> **DIRECTIONS**
Only the lines holding the string "Martini" are needed. Copy each one.

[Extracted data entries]
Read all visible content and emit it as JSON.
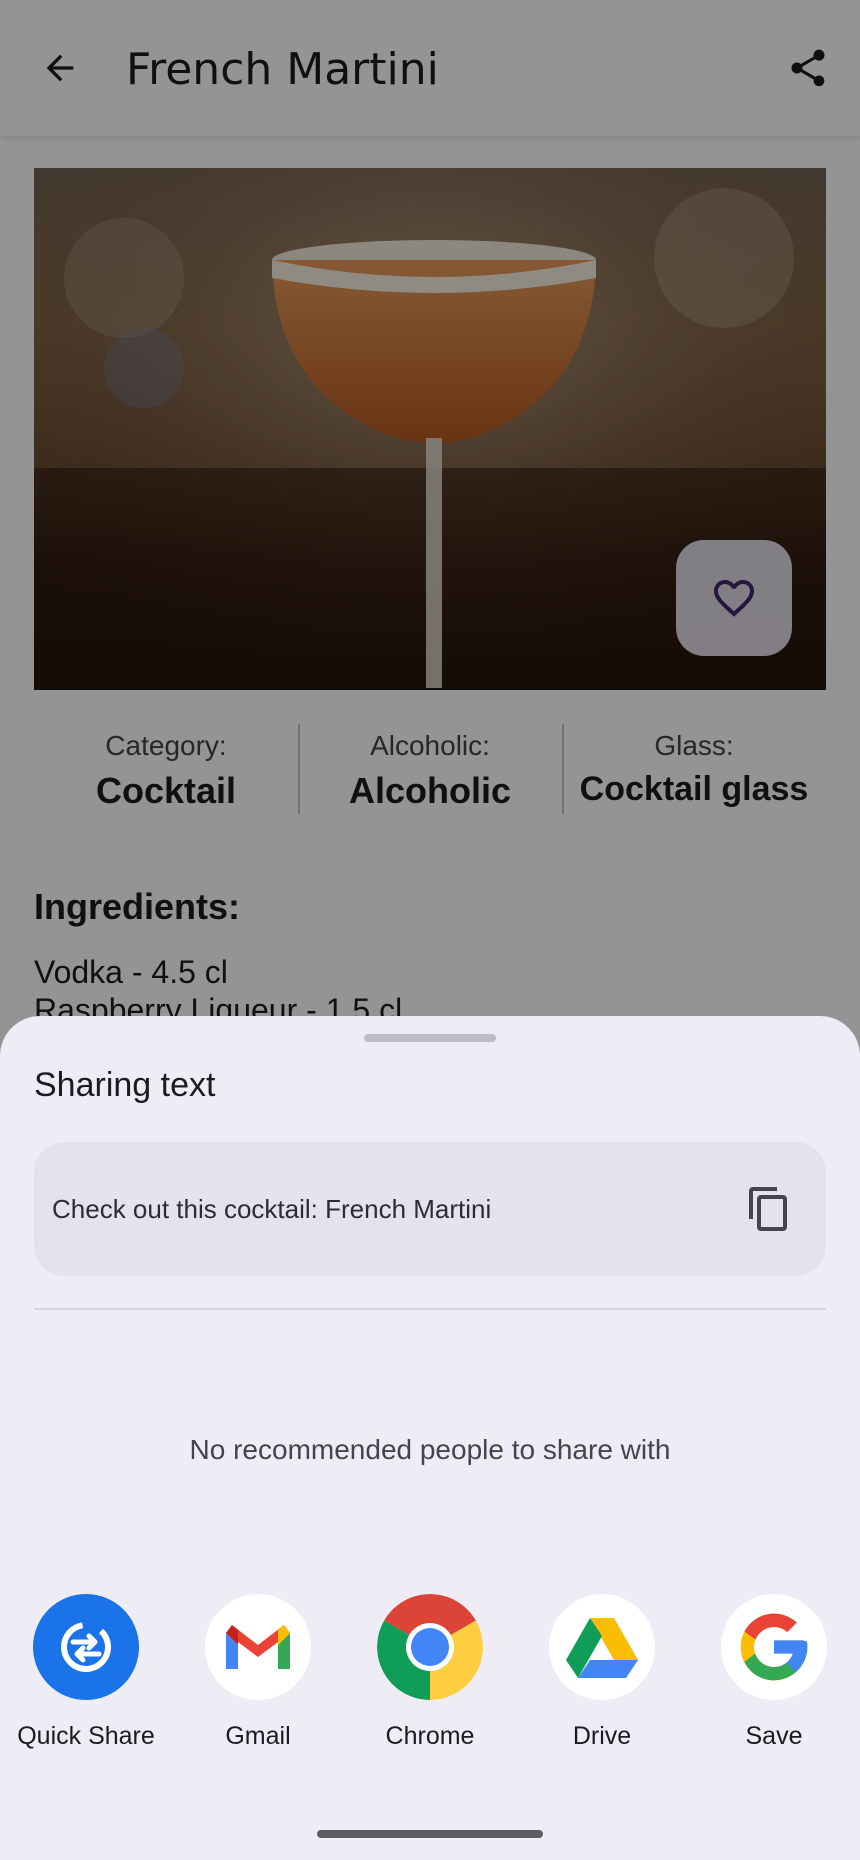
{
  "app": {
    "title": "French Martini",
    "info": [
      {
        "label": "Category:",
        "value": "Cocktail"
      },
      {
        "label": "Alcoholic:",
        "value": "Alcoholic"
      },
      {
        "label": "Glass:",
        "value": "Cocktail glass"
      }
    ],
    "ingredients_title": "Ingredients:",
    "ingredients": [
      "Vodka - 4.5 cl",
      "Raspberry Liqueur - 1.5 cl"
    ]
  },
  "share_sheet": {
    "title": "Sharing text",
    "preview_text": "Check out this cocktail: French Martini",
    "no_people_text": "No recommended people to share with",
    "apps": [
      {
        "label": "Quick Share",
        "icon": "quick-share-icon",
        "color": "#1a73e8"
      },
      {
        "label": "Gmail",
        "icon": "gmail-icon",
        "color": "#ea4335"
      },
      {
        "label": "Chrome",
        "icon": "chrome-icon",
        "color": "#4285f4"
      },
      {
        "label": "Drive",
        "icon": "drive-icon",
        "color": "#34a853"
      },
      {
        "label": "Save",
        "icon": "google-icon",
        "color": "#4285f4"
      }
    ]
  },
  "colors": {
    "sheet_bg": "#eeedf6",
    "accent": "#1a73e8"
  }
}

> **EXERCISE RESPONSE**
    "title": "French Martini",
    "preview_text": "Check out this cocktail: French Martini",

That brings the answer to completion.